= Task requirements =
Review the material line by line. Identify and copy every line that contains the string "source".

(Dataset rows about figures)

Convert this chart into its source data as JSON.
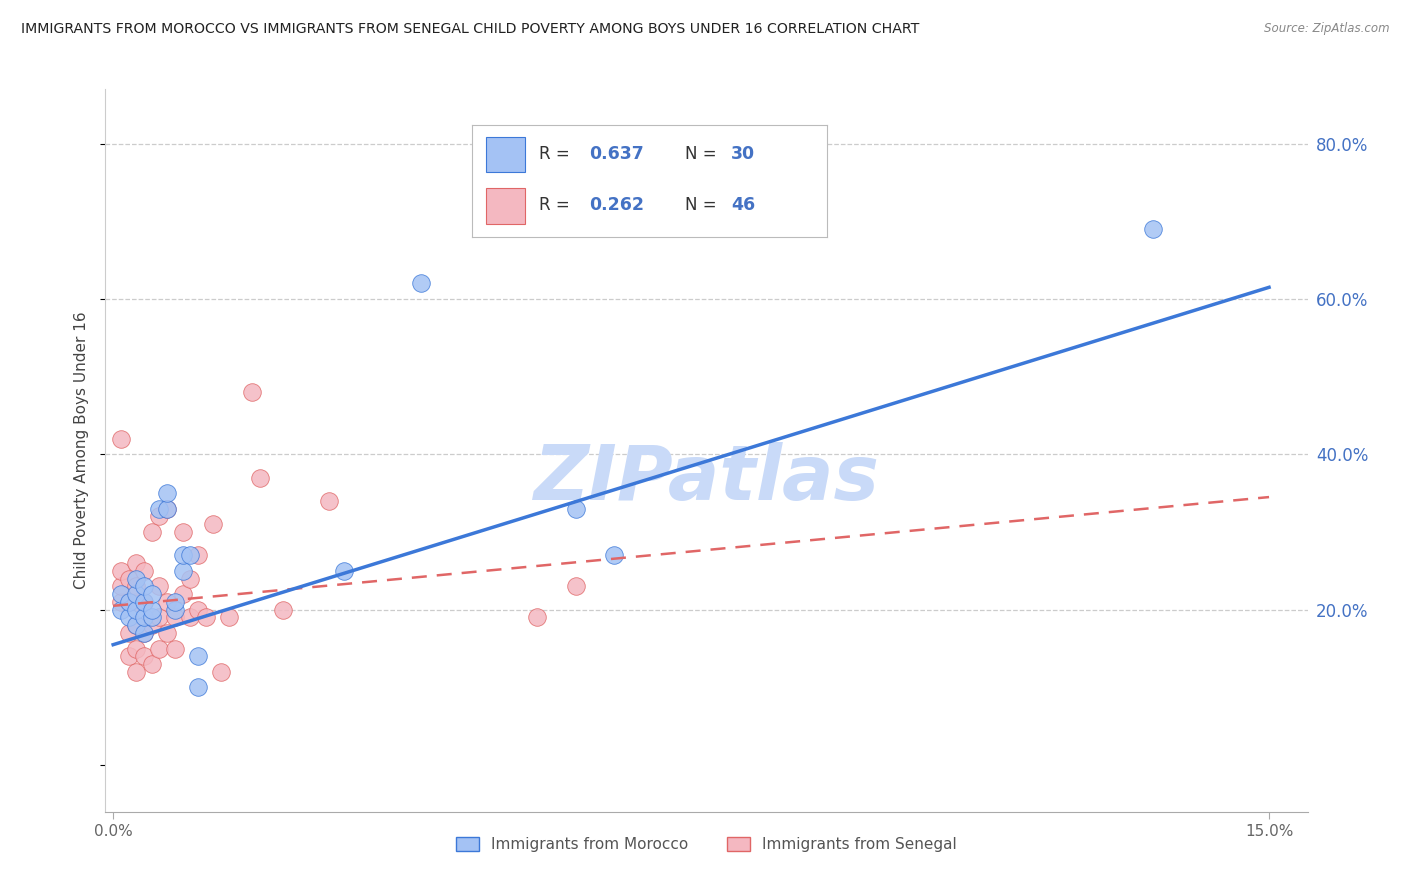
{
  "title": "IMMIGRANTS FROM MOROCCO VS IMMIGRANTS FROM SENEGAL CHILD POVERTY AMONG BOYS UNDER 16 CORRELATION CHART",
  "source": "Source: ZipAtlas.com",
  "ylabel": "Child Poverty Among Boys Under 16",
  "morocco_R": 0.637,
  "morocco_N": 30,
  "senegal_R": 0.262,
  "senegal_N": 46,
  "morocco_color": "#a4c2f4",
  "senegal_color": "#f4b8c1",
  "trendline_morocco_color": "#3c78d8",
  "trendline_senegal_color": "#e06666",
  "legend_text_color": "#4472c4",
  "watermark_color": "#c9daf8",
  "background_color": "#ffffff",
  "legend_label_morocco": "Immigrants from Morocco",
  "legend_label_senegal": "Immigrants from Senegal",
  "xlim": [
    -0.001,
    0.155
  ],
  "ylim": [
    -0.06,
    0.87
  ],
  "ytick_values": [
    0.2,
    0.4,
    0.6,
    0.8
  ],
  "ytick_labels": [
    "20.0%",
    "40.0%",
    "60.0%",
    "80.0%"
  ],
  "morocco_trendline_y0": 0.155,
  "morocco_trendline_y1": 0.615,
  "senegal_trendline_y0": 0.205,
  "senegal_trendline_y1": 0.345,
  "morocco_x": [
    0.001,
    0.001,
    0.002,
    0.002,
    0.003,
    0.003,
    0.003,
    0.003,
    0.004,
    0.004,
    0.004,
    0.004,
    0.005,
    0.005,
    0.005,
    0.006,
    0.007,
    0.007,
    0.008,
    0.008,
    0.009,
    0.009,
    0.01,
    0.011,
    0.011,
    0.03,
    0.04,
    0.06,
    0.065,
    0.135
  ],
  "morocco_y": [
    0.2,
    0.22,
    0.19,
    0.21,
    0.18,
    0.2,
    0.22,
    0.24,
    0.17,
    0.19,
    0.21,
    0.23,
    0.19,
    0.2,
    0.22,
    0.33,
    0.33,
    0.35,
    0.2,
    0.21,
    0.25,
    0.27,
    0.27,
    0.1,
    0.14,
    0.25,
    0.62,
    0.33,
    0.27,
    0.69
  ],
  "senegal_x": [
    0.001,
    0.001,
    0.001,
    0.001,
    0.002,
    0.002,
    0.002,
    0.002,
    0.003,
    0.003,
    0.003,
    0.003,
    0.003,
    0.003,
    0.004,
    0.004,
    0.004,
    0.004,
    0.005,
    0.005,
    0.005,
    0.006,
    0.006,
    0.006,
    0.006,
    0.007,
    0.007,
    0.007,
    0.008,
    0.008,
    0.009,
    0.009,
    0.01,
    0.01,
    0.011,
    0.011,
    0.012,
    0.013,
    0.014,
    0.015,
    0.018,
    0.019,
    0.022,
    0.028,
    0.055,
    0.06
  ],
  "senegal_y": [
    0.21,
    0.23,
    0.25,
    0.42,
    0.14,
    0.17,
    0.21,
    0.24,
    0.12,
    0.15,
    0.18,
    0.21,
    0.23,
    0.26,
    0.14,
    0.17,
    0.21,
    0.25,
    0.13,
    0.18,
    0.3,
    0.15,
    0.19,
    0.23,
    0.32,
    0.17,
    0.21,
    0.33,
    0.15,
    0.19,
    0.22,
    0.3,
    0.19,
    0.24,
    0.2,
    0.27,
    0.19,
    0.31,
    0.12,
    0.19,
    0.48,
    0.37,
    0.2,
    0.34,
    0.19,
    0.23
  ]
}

= Solution to this problem =
Convert this chart into its source data as JSON.
  "source": "Source: ZipAtlas.com",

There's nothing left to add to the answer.